◆ **INPUT MATERIAL**:
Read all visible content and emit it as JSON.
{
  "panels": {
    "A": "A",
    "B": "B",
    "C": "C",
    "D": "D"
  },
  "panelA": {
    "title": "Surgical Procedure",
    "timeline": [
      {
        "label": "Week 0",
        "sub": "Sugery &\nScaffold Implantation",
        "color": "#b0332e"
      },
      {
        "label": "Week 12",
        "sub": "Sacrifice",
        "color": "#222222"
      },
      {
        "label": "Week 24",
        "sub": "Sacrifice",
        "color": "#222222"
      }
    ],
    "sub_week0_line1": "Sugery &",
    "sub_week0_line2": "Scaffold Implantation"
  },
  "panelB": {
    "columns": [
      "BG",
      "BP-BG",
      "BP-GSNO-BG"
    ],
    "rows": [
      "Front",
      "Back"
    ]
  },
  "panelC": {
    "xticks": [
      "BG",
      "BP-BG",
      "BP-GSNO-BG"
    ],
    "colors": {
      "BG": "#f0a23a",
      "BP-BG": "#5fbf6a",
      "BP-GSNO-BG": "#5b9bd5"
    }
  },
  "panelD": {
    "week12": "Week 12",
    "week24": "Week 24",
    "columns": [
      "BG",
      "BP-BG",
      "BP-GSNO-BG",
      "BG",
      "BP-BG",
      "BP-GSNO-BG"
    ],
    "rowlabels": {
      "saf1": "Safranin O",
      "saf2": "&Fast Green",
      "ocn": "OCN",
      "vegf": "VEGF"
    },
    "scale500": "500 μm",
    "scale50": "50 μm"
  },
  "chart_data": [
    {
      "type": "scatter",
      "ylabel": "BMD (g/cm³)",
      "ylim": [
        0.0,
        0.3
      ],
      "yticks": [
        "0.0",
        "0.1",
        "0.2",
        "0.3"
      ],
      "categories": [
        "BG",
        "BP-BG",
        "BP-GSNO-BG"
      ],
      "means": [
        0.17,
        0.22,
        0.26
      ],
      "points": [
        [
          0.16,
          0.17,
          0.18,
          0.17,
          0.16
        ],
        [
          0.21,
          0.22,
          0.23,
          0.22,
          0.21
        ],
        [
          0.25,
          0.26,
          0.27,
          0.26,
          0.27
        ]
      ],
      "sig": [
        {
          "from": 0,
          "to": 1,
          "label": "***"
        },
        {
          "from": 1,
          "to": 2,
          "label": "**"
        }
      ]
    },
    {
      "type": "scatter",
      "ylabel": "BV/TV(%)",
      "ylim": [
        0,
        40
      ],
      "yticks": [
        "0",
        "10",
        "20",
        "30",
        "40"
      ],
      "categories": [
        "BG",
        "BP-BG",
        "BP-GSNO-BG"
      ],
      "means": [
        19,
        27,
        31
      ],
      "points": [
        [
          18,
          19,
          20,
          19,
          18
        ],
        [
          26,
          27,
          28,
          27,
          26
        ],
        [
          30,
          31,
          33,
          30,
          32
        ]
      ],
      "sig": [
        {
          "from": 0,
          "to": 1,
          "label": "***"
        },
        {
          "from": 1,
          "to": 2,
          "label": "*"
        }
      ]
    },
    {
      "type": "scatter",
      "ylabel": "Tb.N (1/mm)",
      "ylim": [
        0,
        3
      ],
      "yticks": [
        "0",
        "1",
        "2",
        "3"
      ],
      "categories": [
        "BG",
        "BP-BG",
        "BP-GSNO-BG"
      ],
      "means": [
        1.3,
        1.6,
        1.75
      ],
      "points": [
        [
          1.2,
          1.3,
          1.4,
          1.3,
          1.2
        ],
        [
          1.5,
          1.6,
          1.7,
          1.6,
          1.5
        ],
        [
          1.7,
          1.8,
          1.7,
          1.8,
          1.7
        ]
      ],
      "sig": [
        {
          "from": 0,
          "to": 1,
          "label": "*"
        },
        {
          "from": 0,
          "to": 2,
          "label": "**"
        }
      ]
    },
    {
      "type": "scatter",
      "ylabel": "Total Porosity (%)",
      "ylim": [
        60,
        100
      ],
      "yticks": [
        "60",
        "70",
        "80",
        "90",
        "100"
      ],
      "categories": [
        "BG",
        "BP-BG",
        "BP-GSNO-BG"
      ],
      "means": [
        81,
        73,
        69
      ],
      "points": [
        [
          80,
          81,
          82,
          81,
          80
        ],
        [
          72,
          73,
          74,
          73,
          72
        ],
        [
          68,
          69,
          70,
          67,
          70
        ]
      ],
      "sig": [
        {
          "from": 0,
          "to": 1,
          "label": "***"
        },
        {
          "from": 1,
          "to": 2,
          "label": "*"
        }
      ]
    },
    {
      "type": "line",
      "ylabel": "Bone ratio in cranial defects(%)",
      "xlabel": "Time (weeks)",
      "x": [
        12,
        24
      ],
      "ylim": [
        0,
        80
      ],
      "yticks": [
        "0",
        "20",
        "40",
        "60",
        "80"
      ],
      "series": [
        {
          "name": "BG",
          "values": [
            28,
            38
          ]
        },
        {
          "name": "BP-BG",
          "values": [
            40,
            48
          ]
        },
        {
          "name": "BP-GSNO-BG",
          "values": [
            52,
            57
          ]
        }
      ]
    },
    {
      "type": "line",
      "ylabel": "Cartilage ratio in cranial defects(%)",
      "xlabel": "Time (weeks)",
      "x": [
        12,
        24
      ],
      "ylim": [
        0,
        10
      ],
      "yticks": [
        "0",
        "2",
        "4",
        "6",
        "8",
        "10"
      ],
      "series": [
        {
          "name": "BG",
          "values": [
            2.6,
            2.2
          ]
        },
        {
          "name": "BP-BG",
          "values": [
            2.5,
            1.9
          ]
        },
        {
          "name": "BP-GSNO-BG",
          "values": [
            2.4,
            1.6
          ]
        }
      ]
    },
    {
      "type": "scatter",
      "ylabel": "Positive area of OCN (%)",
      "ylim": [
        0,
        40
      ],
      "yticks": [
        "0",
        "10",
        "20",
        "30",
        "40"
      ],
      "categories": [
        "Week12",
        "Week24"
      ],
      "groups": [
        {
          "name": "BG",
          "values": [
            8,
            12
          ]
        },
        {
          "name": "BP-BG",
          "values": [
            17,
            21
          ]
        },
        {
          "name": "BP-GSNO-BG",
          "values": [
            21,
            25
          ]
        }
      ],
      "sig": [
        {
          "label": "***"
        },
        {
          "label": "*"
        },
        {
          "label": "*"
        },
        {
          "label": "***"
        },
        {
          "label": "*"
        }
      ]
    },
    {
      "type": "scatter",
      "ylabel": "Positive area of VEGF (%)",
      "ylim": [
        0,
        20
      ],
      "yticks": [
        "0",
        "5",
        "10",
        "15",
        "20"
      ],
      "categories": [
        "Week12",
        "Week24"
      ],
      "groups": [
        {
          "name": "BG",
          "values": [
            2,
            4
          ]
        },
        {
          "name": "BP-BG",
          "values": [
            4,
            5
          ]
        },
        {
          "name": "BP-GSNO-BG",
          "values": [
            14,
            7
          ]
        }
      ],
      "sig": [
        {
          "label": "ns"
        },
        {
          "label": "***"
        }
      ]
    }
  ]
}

◆ **GIVEN TASK**: The entries above must be returned exactly.

◆ **FINISHED TASK**:
Read all visible content and emit it as JSON.
{
  "panels": {
    "A": "A",
    "B": "B",
    "C": "C",
    "D": "D"
  },
  "panelA": {
    "title": "Surgical Procedure",
    "timeline": [
      {
        "label": "Week 0",
        "sub": "Sugery &\nScaffold Implantation",
        "color": "#b0332e"
      },
      {
        "label": "Week 12",
        "sub": "Sacrifice",
        "color": "#222222"
      },
      {
        "label": "Week 24",
        "sub": "Sacrifice",
        "color": "#222222"
      }
    ],
    "sub_week0_line1": "Sugery &",
    "sub_week0_line2": "Scaffold Implantation"
  },
  "panelB": {
    "columns": [
      "BG",
      "BP-BG",
      "BP-GSNO-BG"
    ],
    "rows": [
      "Front",
      "Back"
    ]
  },
  "panelC": {
    "xticks": [
      "BG",
      "BP-BG",
      "BP-GSNO-BG"
    ],
    "colors": {
      "BG": "#f0a23a",
      "BP-BG": "#5fbf6a",
      "BP-GSNO-BG": "#5b9bd5"
    }
  },
  "panelD": {
    "week12": "Week 12",
    "week24": "Week 24",
    "columns": [
      "BG",
      "BP-BG",
      "BP-GSNO-BG",
      "BG",
      "BP-BG",
      "BP-GSNO-BG"
    ],
    "rowlabels": {
      "saf1": "Safranin O",
      "saf2": "&Fast Green",
      "ocn": "OCN",
      "vegf": "VEGF"
    },
    "scale500": "500 μm",
    "scale50": "50 μm"
  },
  "chart_data": [
    {
      "type": "scatter",
      "ylabel": "BMD (g/cm³)",
      "ylim": [
        0.0,
        0.3
      ],
      "yticks": [
        "0.0",
        "0.1",
        "0.2",
        "0.3"
      ],
      "categories": [
        "BG",
        "BP-BG",
        "BP-GSNO-BG"
      ],
      "means": [
        0.17,
        0.22,
        0.26
      ],
      "points": [
        [
          0.16,
          0.17,
          0.18,
          0.17,
          0.16
        ],
        [
          0.21,
          0.22,
          0.23,
          0.22,
          0.21
        ],
        [
          0.25,
          0.26,
          0.27,
          0.26,
          0.27
        ]
      ],
      "sig": [
        {
          "from": 0,
          "to": 1,
          "label": "***"
        },
        {
          "from": 1,
          "to": 2,
          "label": "**"
        }
      ]
    },
    {
      "type": "scatter",
      "ylabel": "BV/TV(%)",
      "ylim": [
        0,
        40
      ],
      "yticks": [
        "0",
        "10",
        "20",
        "30",
        "40"
      ],
      "categories": [
        "BG",
        "BP-BG",
        "BP-GSNO-BG"
      ],
      "means": [
        19,
        27,
        31
      ],
      "points": [
        [
          18,
          19,
          20,
          19,
          18
        ],
        [
          26,
          27,
          28,
          27,
          26
        ],
        [
          30,
          31,
          33,
          30,
          32
        ]
      ],
      "sig": [
        {
          "from": 0,
          "to": 1,
          "label": "***"
        },
        {
          "from": 1,
          "to": 2,
          "label": "*"
        }
      ]
    },
    {
      "type": "scatter",
      "ylabel": "Tb.N (1/mm)",
      "ylim": [
        0,
        3
      ],
      "yticks": [
        "0",
        "1",
        "2",
        "3"
      ],
      "categories": [
        "BG",
        "BP-BG",
        "BP-GSNO-BG"
      ],
      "means": [
        1.3,
        1.6,
        1.75
      ],
      "points": [
        [
          1.2,
          1.3,
          1.4,
          1.3,
          1.2
        ],
        [
          1.5,
          1.6,
          1.7,
          1.6,
          1.5
        ],
        [
          1.7,
          1.8,
          1.7,
          1.8,
          1.7
        ]
      ],
      "sig": [
        {
          "from": 0,
          "to": 1,
          "label": "*"
        },
        {
          "from": 0,
          "to": 2,
          "label": "**"
        }
      ]
    },
    {
      "type": "scatter",
      "ylabel": "Total Porosity (%)",
      "ylim": [
        60,
        100
      ],
      "yticks": [
        "60",
        "70",
        "80",
        "90",
        "100"
      ],
      "categories": [
        "BG",
        "BP-BG",
        "BP-GSNO-BG"
      ],
      "means": [
        81,
        73,
        69
      ],
      "points": [
        [
          80,
          81,
          82,
          81,
          80
        ],
        [
          72,
          73,
          74,
          73,
          72
        ],
        [
          68,
          69,
          70,
          67,
          70
        ]
      ],
      "sig": [
        {
          "from": 0,
          "to": 1,
          "label": "***"
        },
        {
          "from": 1,
          "to": 2,
          "label": "*"
        }
      ]
    },
    {
      "type": "line",
      "ylabel": "Bone ratio in cranial defects(%)",
      "xlabel": "Time (weeks)",
      "x": [
        12,
        24
      ],
      "ylim": [
        0,
        80
      ],
      "yticks": [
        "0",
        "20",
        "40",
        "60",
        "80"
      ],
      "series": [
        {
          "name": "BG",
          "values": [
            28,
            38
          ]
        },
        {
          "name": "BP-BG",
          "values": [
            40,
            48
          ]
        },
        {
          "name": "BP-GSNO-BG",
          "values": [
            52,
            57
          ]
        }
      ]
    },
    {
      "type": "line",
      "ylabel": "Cartilage ratio in cranial defects(%)",
      "xlabel": "Time (weeks)",
      "x": [
        12,
        24
      ],
      "ylim": [
        0,
        10
      ],
      "yticks": [
        "0",
        "2",
        "4",
        "6",
        "8",
        "10"
      ],
      "series": [
        {
          "name": "BG",
          "values": [
            2.6,
            2.2
          ]
        },
        {
          "name": "BP-BG",
          "values": [
            2.5,
            1.9
          ]
        },
        {
          "name": "BP-GSNO-BG",
          "values": [
            2.4,
            1.6
          ]
        }
      ]
    },
    {
      "type": "scatter",
      "ylabel": "Positive area of OCN (%)",
      "ylim": [
        0,
        40
      ],
      "yticks": [
        "0",
        "10",
        "20",
        "30",
        "40"
      ],
      "categories": [
        "Week12",
        "Week24"
      ],
      "groups": [
        {
          "name": "BG",
          "values": [
            8,
            12
          ]
        },
        {
          "name": "BP-BG",
          "values": [
            17,
            21
          ]
        },
        {
          "name": "BP-GSNO-BG",
          "values": [
            21,
            25
          ]
        }
      ],
      "sig": [
        {
          "label": "***"
        },
        {
          "label": "*"
        },
        {
          "label": "*"
        },
        {
          "label": "***"
        },
        {
          "label": "*"
        }
      ]
    },
    {
      "type": "scatter",
      "ylabel": "Positive area of VEGF (%)",
      "ylim": [
        0,
        20
      ],
      "yticks": [
        "0",
        "5",
        "10",
        "15",
        "20"
      ],
      "categories": [
        "Week12",
        "Week24"
      ],
      "groups": [
        {
          "name": "BG",
          "values": [
            2,
            4
          ]
        },
        {
          "name": "BP-BG",
          "values": [
            4,
            5
          ]
        },
        {
          "name": "BP-GSNO-BG",
          "values": [
            14,
            7
          ]
        }
      ],
      "sig": [
        {
          "label": "ns"
        },
        {
          "label": "***"
        }
      ]
    }
  ]
}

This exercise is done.